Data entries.
==*==

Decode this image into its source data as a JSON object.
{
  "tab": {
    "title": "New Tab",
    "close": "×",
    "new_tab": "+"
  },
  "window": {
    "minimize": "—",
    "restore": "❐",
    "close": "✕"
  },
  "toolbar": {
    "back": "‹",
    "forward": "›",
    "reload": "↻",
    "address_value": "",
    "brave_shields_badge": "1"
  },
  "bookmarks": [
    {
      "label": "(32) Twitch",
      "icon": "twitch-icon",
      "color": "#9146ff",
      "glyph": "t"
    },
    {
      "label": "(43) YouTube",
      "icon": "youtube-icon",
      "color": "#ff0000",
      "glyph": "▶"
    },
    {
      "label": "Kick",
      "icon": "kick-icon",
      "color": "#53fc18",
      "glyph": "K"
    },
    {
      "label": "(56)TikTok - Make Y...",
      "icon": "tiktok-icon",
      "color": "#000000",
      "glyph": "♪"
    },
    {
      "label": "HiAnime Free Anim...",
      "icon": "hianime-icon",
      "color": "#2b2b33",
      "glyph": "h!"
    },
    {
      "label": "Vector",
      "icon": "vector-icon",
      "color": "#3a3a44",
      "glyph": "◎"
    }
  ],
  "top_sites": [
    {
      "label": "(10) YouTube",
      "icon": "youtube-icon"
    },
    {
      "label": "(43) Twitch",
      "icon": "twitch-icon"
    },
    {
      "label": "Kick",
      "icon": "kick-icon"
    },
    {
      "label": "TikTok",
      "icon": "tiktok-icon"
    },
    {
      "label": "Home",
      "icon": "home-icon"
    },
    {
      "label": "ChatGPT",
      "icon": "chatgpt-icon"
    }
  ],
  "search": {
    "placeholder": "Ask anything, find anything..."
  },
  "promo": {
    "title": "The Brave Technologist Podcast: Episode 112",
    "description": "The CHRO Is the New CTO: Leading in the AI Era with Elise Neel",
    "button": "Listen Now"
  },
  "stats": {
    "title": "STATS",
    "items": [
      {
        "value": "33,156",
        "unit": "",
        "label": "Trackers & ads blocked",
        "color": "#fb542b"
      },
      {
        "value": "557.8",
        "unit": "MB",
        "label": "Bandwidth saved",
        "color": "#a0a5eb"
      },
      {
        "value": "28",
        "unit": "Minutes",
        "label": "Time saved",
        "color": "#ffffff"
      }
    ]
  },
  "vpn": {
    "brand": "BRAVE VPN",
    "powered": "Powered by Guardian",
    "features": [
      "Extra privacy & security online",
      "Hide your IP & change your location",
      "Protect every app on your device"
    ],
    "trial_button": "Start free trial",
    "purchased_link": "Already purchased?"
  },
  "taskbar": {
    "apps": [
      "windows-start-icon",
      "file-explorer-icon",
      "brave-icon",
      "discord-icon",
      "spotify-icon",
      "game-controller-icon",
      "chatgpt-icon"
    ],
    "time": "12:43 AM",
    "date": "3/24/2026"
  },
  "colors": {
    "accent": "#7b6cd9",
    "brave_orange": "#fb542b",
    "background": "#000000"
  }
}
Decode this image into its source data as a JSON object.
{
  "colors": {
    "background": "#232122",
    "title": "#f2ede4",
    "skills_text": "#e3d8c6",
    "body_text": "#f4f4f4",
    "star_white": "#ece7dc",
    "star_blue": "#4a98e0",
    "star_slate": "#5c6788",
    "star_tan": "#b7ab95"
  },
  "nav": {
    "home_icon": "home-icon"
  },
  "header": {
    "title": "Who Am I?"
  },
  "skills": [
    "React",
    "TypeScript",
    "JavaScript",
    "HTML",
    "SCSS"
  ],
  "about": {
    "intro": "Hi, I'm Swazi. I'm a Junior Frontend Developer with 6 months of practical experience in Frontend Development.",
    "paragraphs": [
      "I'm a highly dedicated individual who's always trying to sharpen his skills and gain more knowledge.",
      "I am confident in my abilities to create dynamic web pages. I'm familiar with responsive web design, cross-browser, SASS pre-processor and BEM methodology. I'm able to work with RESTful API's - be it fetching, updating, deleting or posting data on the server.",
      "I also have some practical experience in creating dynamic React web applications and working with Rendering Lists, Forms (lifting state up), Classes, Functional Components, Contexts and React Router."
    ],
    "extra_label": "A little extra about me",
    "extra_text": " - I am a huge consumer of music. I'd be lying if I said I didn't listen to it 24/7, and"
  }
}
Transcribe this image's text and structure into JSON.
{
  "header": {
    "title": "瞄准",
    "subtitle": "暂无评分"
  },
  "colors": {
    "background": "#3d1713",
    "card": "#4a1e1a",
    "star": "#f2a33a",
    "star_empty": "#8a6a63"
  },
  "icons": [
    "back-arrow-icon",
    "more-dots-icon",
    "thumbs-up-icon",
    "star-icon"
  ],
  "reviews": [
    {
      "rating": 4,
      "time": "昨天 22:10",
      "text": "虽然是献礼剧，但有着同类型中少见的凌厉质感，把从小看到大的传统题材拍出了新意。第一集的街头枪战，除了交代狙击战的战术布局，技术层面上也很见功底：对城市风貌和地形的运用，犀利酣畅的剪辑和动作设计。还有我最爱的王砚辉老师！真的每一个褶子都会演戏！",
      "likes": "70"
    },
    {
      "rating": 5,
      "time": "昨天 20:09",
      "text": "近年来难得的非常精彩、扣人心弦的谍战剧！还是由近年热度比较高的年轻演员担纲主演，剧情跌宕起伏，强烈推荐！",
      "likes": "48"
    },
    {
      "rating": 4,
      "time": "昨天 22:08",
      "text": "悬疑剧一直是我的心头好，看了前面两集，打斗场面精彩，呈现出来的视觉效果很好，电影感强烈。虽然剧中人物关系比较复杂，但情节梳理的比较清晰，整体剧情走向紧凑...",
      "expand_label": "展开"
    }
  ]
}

==*==

GIVEN INSTRUCTION. Extract all lines containing the word "about".

ANSWER TO THIS PROBLEM.
  "about": {
    "extra_label": "A little extra about me",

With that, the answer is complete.